**Short task:** Begin at the line that contains "Transcribe the text in this document." and repeat every line from there to the end of the records below, inclusive, without adding any other line.

**Excerpted data:**
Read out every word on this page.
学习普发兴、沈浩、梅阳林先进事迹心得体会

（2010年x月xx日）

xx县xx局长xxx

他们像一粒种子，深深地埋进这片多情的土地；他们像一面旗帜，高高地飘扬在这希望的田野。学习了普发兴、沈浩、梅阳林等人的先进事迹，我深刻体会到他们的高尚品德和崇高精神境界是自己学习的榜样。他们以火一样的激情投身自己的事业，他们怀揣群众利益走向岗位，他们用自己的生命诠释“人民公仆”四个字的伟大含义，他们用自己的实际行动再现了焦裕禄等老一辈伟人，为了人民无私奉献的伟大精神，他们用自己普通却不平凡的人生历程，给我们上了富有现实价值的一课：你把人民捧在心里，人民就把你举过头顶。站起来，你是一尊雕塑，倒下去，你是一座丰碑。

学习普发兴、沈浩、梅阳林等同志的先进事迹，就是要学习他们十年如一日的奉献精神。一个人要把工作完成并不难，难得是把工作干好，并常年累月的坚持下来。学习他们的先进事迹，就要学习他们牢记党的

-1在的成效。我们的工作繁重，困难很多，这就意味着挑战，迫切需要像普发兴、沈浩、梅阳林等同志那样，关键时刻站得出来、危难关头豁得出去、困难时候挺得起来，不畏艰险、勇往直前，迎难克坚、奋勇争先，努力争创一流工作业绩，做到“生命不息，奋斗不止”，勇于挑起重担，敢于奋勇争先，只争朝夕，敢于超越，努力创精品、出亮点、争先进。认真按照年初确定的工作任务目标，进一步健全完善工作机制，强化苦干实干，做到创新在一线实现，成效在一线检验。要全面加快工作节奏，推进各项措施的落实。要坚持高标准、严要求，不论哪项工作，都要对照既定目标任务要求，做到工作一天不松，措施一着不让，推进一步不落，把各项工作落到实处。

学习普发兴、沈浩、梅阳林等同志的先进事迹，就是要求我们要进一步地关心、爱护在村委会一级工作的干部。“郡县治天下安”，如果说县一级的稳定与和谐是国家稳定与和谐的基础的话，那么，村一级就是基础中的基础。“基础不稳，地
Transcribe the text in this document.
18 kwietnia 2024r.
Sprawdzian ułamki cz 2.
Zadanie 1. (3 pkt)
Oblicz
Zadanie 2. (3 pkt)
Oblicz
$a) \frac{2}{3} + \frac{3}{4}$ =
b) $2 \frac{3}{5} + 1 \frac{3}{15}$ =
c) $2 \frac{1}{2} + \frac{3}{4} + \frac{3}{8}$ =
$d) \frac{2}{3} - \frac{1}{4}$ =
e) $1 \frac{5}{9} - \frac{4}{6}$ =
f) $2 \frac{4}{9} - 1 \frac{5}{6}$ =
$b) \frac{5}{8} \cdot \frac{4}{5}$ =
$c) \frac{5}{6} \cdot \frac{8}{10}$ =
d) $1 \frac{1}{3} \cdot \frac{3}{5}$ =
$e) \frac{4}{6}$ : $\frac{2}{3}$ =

**Response below:**
Transcribe the text in this document.
18 kwietnia 2024r.
Sprawdzian ułamki cz 2.
Zadanie 1. (3 pkt)
Oblicz
Zadanie 2. (3 pkt)
Oblicz
$a) \frac{2}{3} + \frac{3}{4}$ =
b) $2 \frac{3}{5} + 1 \frac{3}{15}$ =
c) $2 \frac{1}{2} + \frac{3}{4} + \frac{3}{8}$ =
$d) \frac{2}{3} - \frac{1}{4}$ =
e) $1 \frac{5}{9} - \frac{4}{6}$ =
f) $2 \frac{4}{9} - 1 \frac{5}{6}$ =
$b) \frac{5}{8} \cdot \frac{4}{5}$ =
$c) \frac{5}{6} \cdot \frac{8}{10}$ =
d) $1 \frac{1}{3} \cdot \frac{3}{5}$ =
$e) \frac{4}{6}$ : $\frac{2}{3}$ =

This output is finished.